* EXERCISE DESCRIPTION *
In the entries that follow, find the word "الناس" and report each line it is on.
▬▬▬▬▬▬▬▬▬▬
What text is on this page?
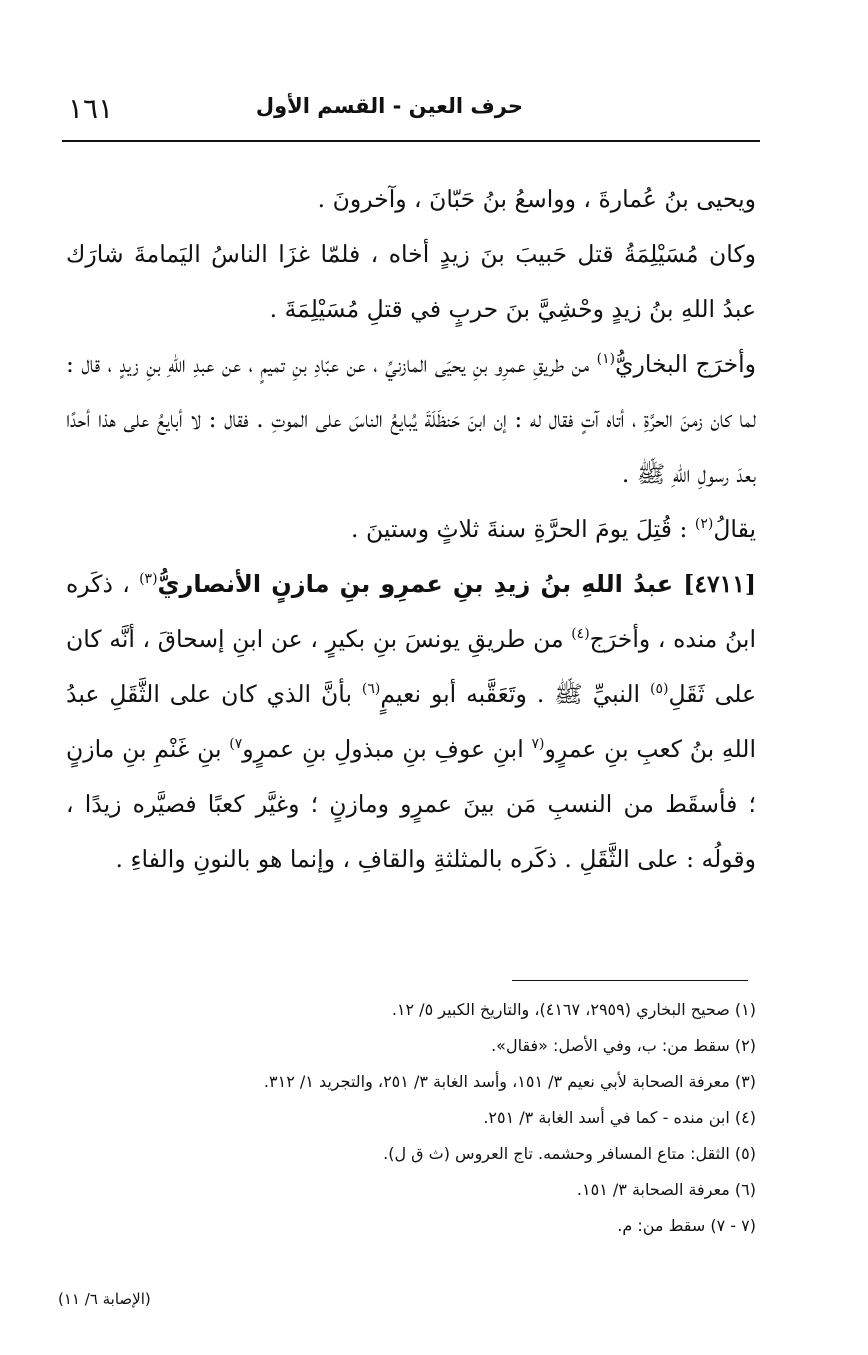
١٦١	حرف العين - القسم الأول

ويحيى بنُ عُمارةَ ، وواسعُ بنُ حَبّانَ ، وآخرونَ .

وكان مُسَيْلِمَةُ قتل حَبيبَ بنَ زيدٍ أخاه ، فلمّا غزَا الناسُ اليَمامةَ شارَك عبدُ اللهِ بنُ زيدٍ وحْشِيَّ بنَ حربٍ في قتلِ مُسَيْلِمَةَ .

وأخرَج البخاريُّ$^{(١)}$ من طريقِ عمرِو بنِ يحيَى المازنيِّ ، عن عبّادِ بنِ تميمٍ ، عن عبدِ اللهِ بنِ زيدٍ ، قال : لما كان زمنَ الحرَّةِ ، أتاه آتٍ فقال له : إن ابنَ حَنظَلَةَ يُبايعُ الناسَ على الموتِ . فقال : لا أبايعُ على هذا أحدًا بعدَ رسولِ اللهِ ﷺ .

يقالُ$^{(٢)}$ : قُتِلَ يومَ الحرَّةِ سنةَ ثلاثٍ وستينَ .

[٤٧١١] عبدُ اللهِ بنُ زيدِ بنِ عمرِو بنِ مازنٍ الأنصاريُّ$^{(٣)}$ ، ذكَره ابنُ منده ، وأخرَج$^{(٤)}$ من طريقِ يونسَ بنِ بكيرٍ ، عن ابنِ إسحاقَ ، أنَّه كان على ثَقَلِ$^{(٥)}$ النبيِّ ﷺ . وتَعَقَّبه أبو نعيمٍ$^{(٦)}$ بأنَّ الذي كان على الثَّقَلِ عبدُ اللهِ بنُ كعبِ بنِ عمرٍو$^{(٧}$ ابنِ عوفِ بنِ مبذولِ بنِ عمرٍو$^{٧)}$ بنِ غَنْمِ بنِ مازنٍ ؛ فأسقَط من النسبِ مَن بينَ عمرٍو ومازنٍ ؛ وغيَّر كعبًا فصيَّره زيدًا ، وقولُه : على الثَّقَلِ . ذكَره بالمثلثةِ والقافِ ، وإنما هو بالنونِ والفاءِ .

(١) صحيح البخاري (٢٩٥٩، ٤١٦٧)، والتاريخ الكبير ٥/ ١٢.

(٢) سقط من: ب، وفي الأصل: «فقال».

(٣) معرفة الصحابة لأبي نعيم ٣/ ١٥١، وأسد الغابة ٣/ ٢٥١، والتجريد ١/ ٣١٢.

(٤) ابن منده - كما في أسد الغابة ٣/ ٢٥١.

(٥) الثقل: متاع المسافر وحشمه. تاج العروس (ث ق ل).

(٦) معرفة الصحابة ٣/ ١٥١.

(٧ - ٧) سقط من: م.

(الإصابة ٦/ ١١)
▬▬▬▬▬▬▬▬▬▬
* RESULT OF THE EXERCISE *
وكان مُسَيْلِمَةُ قتل حَبيبَ بنَ زيدٍ أخاه ، فلمّا غزَا الناسُ اليَمامةَ شارَك عبدُ اللهِ بنُ زيدٍ وحْشِيَّ بنَ حربٍ في قتلِ مُسَيْلِمَةَ .
وأخرَج البخاريُّ$^{(١)}$ من طريقِ عمرِو بنِ يحيَى المازنيِّ ، عن عبّادِ بنِ تميمٍ ، عن عبدِ اللهِ بنِ زيدٍ ، قال : لما كان زمنَ الحرَّةِ ، أتاه آتٍ فقال له : إن ابنَ حَنظَلَةَ يُبايعُ الناسَ على الموتِ . فقال : لا أبايعُ على هذا أحدًا بعدَ رسولِ اللهِ ﷺ .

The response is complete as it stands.